EXERCISE DESCRIPTION:
Could you copy out all the items below line for line, leaving the pictures out?

▬▬▬

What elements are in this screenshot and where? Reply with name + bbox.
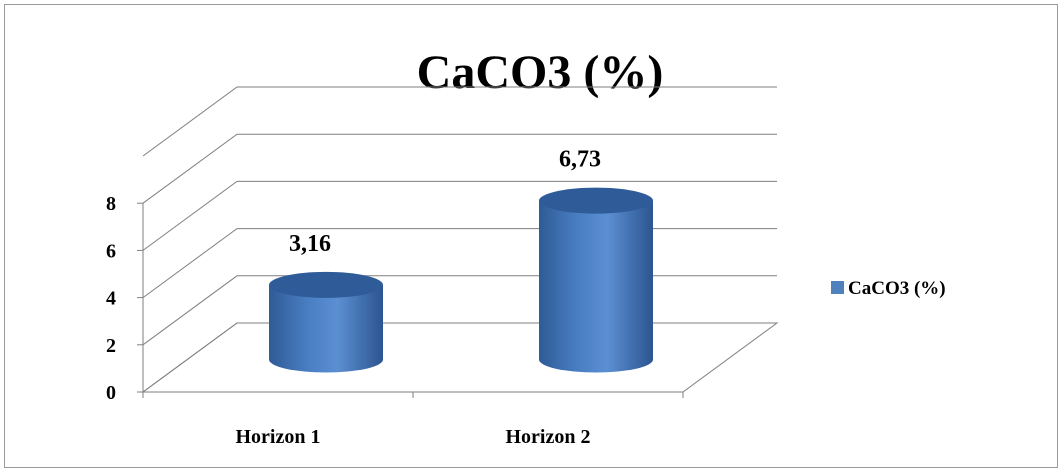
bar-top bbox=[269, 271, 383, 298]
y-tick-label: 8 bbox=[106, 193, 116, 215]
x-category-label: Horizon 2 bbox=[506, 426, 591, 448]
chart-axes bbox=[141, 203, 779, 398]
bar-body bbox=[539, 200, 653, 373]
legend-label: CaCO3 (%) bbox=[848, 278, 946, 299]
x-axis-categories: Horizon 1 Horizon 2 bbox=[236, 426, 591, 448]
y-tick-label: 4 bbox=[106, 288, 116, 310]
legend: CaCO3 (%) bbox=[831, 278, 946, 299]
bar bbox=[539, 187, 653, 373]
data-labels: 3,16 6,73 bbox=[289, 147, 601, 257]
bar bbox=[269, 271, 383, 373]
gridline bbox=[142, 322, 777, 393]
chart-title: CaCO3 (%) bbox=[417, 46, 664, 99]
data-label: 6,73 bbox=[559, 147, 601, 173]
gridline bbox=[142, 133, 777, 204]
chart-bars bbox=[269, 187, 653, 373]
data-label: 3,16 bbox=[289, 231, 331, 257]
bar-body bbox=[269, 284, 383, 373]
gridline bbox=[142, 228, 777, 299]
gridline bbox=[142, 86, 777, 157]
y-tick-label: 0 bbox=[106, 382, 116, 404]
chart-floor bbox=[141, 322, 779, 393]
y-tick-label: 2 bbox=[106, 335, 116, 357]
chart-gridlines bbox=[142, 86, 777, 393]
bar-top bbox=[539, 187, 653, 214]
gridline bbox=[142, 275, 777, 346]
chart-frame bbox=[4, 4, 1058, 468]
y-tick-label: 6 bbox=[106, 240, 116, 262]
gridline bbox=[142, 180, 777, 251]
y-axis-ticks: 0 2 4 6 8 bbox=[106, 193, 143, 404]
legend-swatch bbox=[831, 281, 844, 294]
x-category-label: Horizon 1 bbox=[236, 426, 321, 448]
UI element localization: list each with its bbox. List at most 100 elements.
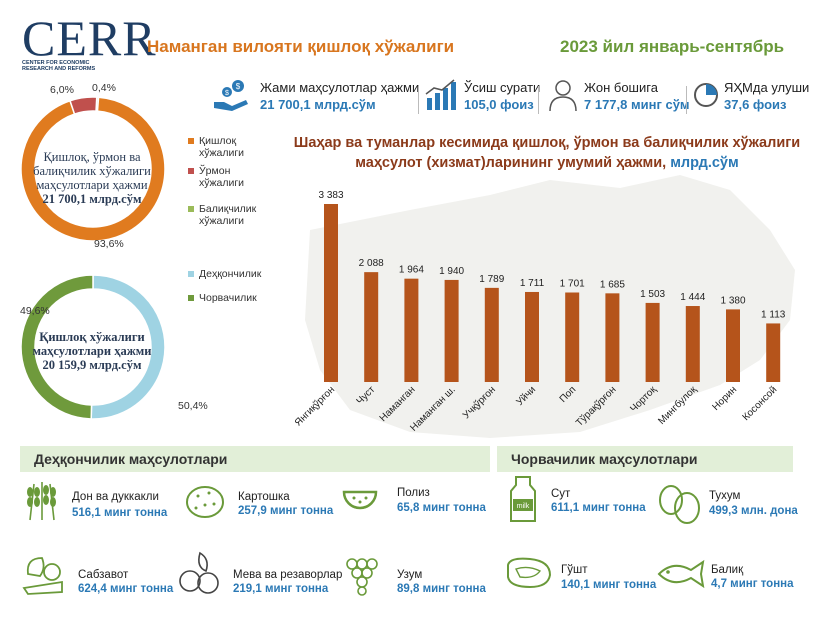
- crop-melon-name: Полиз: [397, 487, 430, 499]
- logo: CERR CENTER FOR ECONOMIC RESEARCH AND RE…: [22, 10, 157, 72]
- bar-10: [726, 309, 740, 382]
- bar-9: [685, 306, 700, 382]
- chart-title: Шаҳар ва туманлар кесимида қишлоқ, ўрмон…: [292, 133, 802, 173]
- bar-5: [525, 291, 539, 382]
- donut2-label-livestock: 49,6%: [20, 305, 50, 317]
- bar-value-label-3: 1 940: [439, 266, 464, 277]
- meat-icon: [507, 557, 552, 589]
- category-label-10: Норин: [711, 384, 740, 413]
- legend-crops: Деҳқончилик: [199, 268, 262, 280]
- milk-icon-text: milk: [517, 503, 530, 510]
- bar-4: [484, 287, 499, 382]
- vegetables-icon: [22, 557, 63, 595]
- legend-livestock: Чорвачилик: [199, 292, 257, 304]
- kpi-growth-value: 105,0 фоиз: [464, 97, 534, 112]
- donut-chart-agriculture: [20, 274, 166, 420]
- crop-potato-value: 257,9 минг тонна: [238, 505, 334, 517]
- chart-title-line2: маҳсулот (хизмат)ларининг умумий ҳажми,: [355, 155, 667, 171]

▬▬▬

PROBLEM SOLUTION:
What elements are in this screenshot and where? Reply with name + bbox.
bar-top bbox=[269, 271, 383, 298]
y-tick-label: 8 bbox=[106, 193, 116, 215]
x-category-label: Horizon 2 bbox=[506, 426, 591, 448]
chart-axes bbox=[141, 203, 779, 398]
bar-body bbox=[539, 200, 653, 373]
legend-label: CaCO3 (%) bbox=[848, 278, 946, 299]
x-axis-categories: Horizon 1 Horizon 2 bbox=[236, 426, 591, 448]
y-tick-label: 4 bbox=[106, 288, 116, 310]
legend: CaCO3 (%) bbox=[831, 278, 946, 299]
bar bbox=[539, 187, 653, 373]
data-labels: 3,16 6,73 bbox=[289, 147, 601, 257]
bar bbox=[269, 271, 383, 373]
gridline bbox=[142, 322, 777, 393]
chart-title: CaCO3 (%) bbox=[417, 46, 664, 99]
data-label: 6,73 bbox=[559, 147, 601, 173]
gridline bbox=[142, 133, 777, 204]
chart-bars bbox=[269, 187, 653, 373]
data-label: 3,16 bbox=[289, 231, 331, 257]
bar-body bbox=[269, 284, 383, 373]
gridline bbox=[142, 228, 777, 299]
gridline bbox=[142, 86, 777, 157]
y-tick-label: 0 bbox=[106, 382, 116, 404]
chart-floor bbox=[141, 322, 779, 393]
y-tick-label: 2 bbox=[106, 335, 116, 357]
chart-gridlines bbox=[142, 86, 777, 393]
bar-top bbox=[539, 187, 653, 214]
gridline bbox=[142, 275, 777, 346]
chart-frame bbox=[4, 4, 1058, 468]
y-tick-label: 6 bbox=[106, 240, 116, 262]
gridline bbox=[142, 180, 777, 251]
y-axis-ticks: 0 2 4 6 8 bbox=[106, 193, 143, 404]
legend-swatch bbox=[831, 281, 844, 294]
x-category-label: Horizon 1 bbox=[236, 426, 321, 448]
UI element localization: list each with its bbox. List at most 100 elements.
- crop-melon-name: Полиз: [397, 487, 430, 499]
- logo: CERR CENTER FOR ECONOMIC RESEARCH AND RE…: [22, 10, 157, 72]
- bar-10: [726, 309, 740, 382]
- bar-9: [685, 306, 700, 382]
- chart-title: Шаҳар ва туманлар кесимида қишлоқ, ўрмон…: [292, 133, 802, 173]
- bar-5: [525, 291, 539, 382]
- donut2-label-livestock: 49,6%: [20, 305, 50, 317]
- bar-value-label-3: 1 940: [439, 266, 464, 277]
- meat-icon: [507, 557, 552, 589]
- category-label-10: Норин: [711, 384, 740, 413]
- legend-crops: Деҳқончилик: [199, 268, 262, 280]
- milk-icon-text: milk: [517, 503, 530, 510]
- bar-4: [484, 287, 499, 382]
- vegetables-icon: [22, 557, 63, 595]
- legend-livestock: Чорвачилик: [199, 292, 257, 304]
- kpi-growth-value: 105,0 фоиз: [464, 97, 534, 112]
- donut-chart-agriculture: [20, 274, 166, 420]
- crop-potato-value: 257,9 минг тонна: [238, 505, 334, 517]
- chart-title-line2: маҳсулот (хизмат)ларининг умумий ҳажми,: [355, 155, 667, 171]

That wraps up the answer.